Work to be completed: Take the material below and write it all out again exactly.

------------------------------------------------

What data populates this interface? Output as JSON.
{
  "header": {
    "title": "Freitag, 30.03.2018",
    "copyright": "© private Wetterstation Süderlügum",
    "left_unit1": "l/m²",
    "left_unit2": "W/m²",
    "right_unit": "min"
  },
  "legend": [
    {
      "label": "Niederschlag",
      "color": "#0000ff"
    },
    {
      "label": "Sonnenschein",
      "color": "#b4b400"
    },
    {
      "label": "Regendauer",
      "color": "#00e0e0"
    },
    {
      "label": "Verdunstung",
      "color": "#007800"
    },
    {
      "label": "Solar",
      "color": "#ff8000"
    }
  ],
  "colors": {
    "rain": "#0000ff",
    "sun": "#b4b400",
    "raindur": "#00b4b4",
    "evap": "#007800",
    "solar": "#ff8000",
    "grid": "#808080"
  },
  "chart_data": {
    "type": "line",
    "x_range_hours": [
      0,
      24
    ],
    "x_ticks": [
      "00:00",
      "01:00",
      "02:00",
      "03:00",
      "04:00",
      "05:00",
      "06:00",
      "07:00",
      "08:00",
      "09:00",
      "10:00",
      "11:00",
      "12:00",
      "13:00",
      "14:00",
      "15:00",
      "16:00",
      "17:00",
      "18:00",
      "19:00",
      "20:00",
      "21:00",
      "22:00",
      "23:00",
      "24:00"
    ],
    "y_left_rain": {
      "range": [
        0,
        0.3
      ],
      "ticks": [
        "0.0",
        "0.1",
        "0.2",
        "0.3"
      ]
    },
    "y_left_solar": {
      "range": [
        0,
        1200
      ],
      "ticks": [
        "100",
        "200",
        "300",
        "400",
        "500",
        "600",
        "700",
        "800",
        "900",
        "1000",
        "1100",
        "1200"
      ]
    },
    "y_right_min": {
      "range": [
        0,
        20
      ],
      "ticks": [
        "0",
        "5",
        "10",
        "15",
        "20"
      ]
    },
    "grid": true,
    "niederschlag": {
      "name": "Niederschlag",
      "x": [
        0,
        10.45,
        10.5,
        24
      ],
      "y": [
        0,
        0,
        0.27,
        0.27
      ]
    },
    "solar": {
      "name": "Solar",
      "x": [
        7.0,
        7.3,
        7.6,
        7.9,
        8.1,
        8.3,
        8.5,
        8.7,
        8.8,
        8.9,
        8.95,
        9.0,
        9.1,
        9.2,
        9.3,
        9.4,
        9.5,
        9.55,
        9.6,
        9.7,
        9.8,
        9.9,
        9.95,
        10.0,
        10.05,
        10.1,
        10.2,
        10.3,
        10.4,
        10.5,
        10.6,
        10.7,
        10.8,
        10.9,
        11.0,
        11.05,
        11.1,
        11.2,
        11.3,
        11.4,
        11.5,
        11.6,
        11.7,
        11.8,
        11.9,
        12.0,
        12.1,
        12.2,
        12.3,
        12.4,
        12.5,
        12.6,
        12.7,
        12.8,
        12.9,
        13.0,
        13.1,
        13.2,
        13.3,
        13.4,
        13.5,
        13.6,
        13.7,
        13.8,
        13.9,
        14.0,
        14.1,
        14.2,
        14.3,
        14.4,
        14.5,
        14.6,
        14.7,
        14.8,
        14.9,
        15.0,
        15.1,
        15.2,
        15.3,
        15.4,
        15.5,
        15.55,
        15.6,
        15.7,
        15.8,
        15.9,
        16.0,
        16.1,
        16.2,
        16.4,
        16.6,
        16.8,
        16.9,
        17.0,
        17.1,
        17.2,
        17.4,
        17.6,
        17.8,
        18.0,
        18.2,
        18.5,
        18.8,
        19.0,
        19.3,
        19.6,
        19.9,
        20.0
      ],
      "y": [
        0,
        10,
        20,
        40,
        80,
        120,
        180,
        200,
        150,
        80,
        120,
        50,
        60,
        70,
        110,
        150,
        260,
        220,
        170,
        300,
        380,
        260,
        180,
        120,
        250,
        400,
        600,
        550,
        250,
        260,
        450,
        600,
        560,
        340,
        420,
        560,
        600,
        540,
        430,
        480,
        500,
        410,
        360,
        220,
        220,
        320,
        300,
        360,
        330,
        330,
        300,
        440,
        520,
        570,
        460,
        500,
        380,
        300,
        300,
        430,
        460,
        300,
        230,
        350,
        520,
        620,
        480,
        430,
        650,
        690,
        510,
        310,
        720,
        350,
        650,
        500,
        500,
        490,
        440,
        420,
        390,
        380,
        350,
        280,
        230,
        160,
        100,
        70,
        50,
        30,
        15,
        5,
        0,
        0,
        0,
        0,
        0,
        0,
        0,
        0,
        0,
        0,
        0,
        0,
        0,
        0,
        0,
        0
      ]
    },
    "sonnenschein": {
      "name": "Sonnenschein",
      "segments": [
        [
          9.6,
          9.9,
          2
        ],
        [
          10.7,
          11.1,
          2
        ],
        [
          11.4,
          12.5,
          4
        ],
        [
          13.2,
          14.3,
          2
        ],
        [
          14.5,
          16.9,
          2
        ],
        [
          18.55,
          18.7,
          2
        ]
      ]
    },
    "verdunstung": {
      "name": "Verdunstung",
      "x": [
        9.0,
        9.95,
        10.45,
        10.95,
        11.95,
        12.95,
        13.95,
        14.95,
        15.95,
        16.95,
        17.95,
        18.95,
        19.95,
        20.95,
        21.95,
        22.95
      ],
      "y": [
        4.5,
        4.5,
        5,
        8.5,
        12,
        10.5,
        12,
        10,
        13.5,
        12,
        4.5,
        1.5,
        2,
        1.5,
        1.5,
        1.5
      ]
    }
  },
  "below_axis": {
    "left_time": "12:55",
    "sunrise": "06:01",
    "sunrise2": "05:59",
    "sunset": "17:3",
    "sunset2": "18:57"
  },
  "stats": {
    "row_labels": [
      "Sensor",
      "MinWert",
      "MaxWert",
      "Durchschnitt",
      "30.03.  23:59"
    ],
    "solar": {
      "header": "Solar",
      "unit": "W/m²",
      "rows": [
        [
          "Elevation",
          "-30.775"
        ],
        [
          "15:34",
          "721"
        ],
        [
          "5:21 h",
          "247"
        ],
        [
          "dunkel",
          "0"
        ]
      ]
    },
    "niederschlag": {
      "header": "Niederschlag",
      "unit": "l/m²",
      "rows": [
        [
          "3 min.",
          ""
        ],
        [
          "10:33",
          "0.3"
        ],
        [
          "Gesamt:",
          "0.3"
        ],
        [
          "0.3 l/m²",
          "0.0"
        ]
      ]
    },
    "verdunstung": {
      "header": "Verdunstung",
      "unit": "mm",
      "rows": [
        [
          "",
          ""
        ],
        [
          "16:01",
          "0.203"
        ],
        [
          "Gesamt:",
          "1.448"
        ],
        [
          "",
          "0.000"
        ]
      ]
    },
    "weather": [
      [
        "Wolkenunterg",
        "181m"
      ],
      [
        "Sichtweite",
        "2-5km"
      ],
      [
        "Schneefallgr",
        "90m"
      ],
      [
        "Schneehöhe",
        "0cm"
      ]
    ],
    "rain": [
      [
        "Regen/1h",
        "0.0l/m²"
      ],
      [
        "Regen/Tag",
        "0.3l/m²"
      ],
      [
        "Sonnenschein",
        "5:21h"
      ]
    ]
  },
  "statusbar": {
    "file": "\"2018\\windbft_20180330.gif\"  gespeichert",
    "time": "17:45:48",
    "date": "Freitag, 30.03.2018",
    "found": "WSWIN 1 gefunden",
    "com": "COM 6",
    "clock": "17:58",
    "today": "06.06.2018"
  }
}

------------------------------------------------

Worked answer:
What data populates this interface? Output as JSON.
{
  "header": {
    "title": "Freitag, 30.03.2018",
    "copyright": "© private Wetterstation Süderlügum",
    "left_unit1": "l/m²",
    "left_unit2": "W/m²",
    "right_unit": "min"
  },
  "legend": [
    {
      "label": "Niederschlag",
      "color": "#0000ff"
    },
    {
      "label": "Sonnenschein",
      "color": "#b4b400"
    },
    {
      "label": "Regendauer",
      "color": "#00e0e0"
    },
    {
      "label": "Verdunstung",
      "color": "#007800"
    },
    {
      "label": "Solar",
      "color": "#ff8000"
    }
  ],
  "colors": {
    "rain": "#0000ff",
    "sun": "#b4b400",
    "raindur": "#00b4b4",
    "evap": "#007800",
    "solar": "#ff8000",
    "grid": "#808080"
  },
  "chart_data": {
    "type": "line",
    "x_range_hours": [
      0,
      24
    ],
    "x_ticks": [
      "00:00",
      "01:00",
      "02:00",
      "03:00",
      "04:00",
      "05:00",
      "06:00",
      "07:00",
      "08:00",
      "09:00",
      "10:00",
      "11:00",
      "12:00",
      "13:00",
      "14:00",
      "15:00",
      "16:00",
      "17:00",
      "18:00",
      "19:00",
      "20:00",
      "21:00",
      "22:00",
      "23:00",
      "24:00"
    ],
    "y_left_rain": {
      "range": [
        0,
        0.3
      ],
      "ticks": [
        "0.0",
        "0.1",
        "0.2",
        "0.3"
      ]
    },
    "y_left_solar": {
      "range": [
        0,
        1200
      ],
      "ticks": [
        "100",
        "200",
        "300",
        "400",
        "500",
        "600",
        "700",
        "800",
        "900",
        "1000",
        "1100",
        "1200"
      ]
    },
    "y_right_min": {
      "range": [
        0,
        20
      ],
      "ticks": [
        "0",
        "5",
        "10",
        "15",
        "20"
      ]
    },
    "grid": true,
    "niederschlag": {
      "name": "Niederschlag",
      "x": [
        0,
        10.45,
        10.5,
        24
      ],
      "y": [
        0,
        0,
        0.27,
        0.27
      ]
    },
    "solar": {
      "name": "Solar",
      "x": [
        7.0,
        7.3,
        7.6,
        7.9,
        8.1,
        8.3,
        8.5,
        8.7,
        8.8,
        8.9,
        8.95,
        9.0,
        9.1,
        9.2,
        9.3,
        9.4,
        9.5,
        9.55,
        9.6,
        9.7,
        9.8,
        9.9,
        9.95,
        10.0,
        10.05,
        10.1,
        10.2,
        10.3,
        10.4,
        10.5,
        10.6,
        10.7,
        10.8,
        10.9,
        11.0,
        11.05,
        11.1,
        11.2,
        11.3,
        11.4,
        11.5,
        11.6,
        11.7,
        11.8,
        11.9,
        12.0,
        12.1,
        12.2,
        12.3,
        12.4,
        12.5,
        12.6,
        12.7,
        12.8,
        12.9,
        13.0,
        13.1,
        13.2,
        13.3,
        13.4,
        13.5,
        13.6,
        13.7,
        13.8,
        13.9,
        14.0,
        14.1,
        14.2,
        14.3,
        14.4,
        14.5,
        14.6,
        14.7,
        14.8,
        14.9,
        15.0,
        15.1,
        15.2,
        15.3,
        15.4,
        15.5,
        15.55,
        15.6,
        15.7,
        15.8,
        15.9,
        16.0,
        16.1,
        16.2,
        16.4,
        16.6,
        16.8,
        16.9,
        17.0,
        17.1,
        17.2,
        17.4,
        17.6,
        17.8,
        18.0,
        18.2,
        18.5,
        18.8,
        19.0,
        19.3,
        19.6,
        19.9,
        20.0
      ],
      "y": [
        0,
        10,
        20,
        40,
        80,
        120,
        180,
        200,
        150,
        80,
        120,
        50,
        60,
        70,
        110,
        150,
        260,
        220,
        170,
        300,
        380,
        260,
        180,
        120,
        250,
        400,
        600,
        550,
        250,
        260,
        450,
        600,
        560,
        340,
        420,
        560,
        600,
        540,
        430,
        480,
        500,
        410,
        360,
        220,
        220,
        320,
        300,
        360,
        330,
        330,
        300,
        440,
        520,
        570,
        460,
        500,
        380,
        300,
        300,
        430,
        460,
        300,
        230,
        350,
        520,
        620,
        480,
        430,
        650,
        690,
        510,
        310,
        720,
        350,
        650,
        500,
        500,
        490,
        440,
        420,
        390,
        380,
        350,
        280,
        230,
        160,
        100,
        70,
        50,
        30,
        15,
        5,
        0,
        0,
        0,
        0,
        0,
        0,
        0,
        0,
        0,
        0,
        0,
        0,
        0,
        0,
        0,
        0
      ]
    },
    "sonnenschein": {
      "name": "Sonnenschein",
      "segments": [
        [
          9.6,
          9.9,
          2
        ],
        [
          10.7,
          11.1,
          2
        ],
        [
          11.4,
          12.5,
          4
        ],
        [
          13.2,
          14.3,
          2
        ],
        [
          14.5,
          16.9,
          2
        ],
        [
          18.55,
          18.7,
          2
        ]
      ]
    },
    "verdunstung": {
      "name": "Verdunstung",
      "x": [
        9.0,
        9.95,
        10.45,
        10.95,
        11.95,
        12.95,
        13.95,
        14.95,
        15.95,
        16.95,
        17.95,
        18.95,
        19.95,
        20.95,
        21.95,
        22.95
      ],
      "y": [
        4.5,
        4.5,
        5,
        8.5,
        12,
        10.5,
        12,
        10,
        13.5,
        12,
        4.5,
        1.5,
        2,
        1.5,
        1.5,
        1.5
      ]
    }
  },
  "below_axis": {
    "left_time": "12:55",
    "sunrise": "06:01",
    "sunrise2": "05:59",
    "sunset": "17:3",
    "sunset2": "18:57"
  },
  "stats": {
    "row_labels": [
      "Sensor",
      "MinWert",
      "MaxWert",
      "Durchschnitt",
      "30.03.  23:59"
    ],
    "solar": {
      "header": "Solar",
      "unit": "W/m²",
      "rows": [
        [
          "Elevation",
          "-30.775"
        ],
        [
          "15:34",
          "721"
        ],
        [
          "5:21 h",
          "247"
        ],
        [
          "dunkel",
          "0"
        ]
      ]
    },
    "niederschlag": {
      "header": "Niederschlag",
      "unit": "l/m²",
      "rows": [
        [
          "3 min.",
          ""
        ],
        [
          "10:33",
          "0.3"
        ],
        [
          "Gesamt:",
          "0.3"
        ],
        [
          "0.3 l/m²",
          "0.0"
        ]
      ]
    },
    "verdunstung": {
      "header": "Verdunstung",
      "unit": "mm",
      "rows": [
        [
          "",
          ""
        ],
        [
          "16:01",
          "0.203"
        ],
        [
          "Gesamt:",
          "1.448"
        ],
        [
          "",
          "0.000"
        ]
      ]
    },
    "weather": [
      [
        "Wolkenunterg",
        "181m"
      ],
      [
        "Sichtweite",
        "2-5km"
      ],
      [
        "Schneefallgr",
        "90m"
      ],
      [
        "Schneehöhe",
        "0cm"
      ]
    ],
    "rain": [
      [
        "Regen/1h",
        "0.0l/m²"
      ],
      [
        "Regen/Tag",
        "0.3l/m²"
      ],
      [
        "Sonnenschein",
        "5:21h"
      ]
    ]
  },
  "statusbar": {
    "file": "\"2018\\windbft_20180330.gif\"  gespeichert",
    "time": "17:45:48",
    "date": "Freitag, 30.03.2018",
    "found": "WSWIN 1 gefunden",
    "com": "COM 6",
    "clock": "17:58",
    "today": "06.06.2018"
  }
}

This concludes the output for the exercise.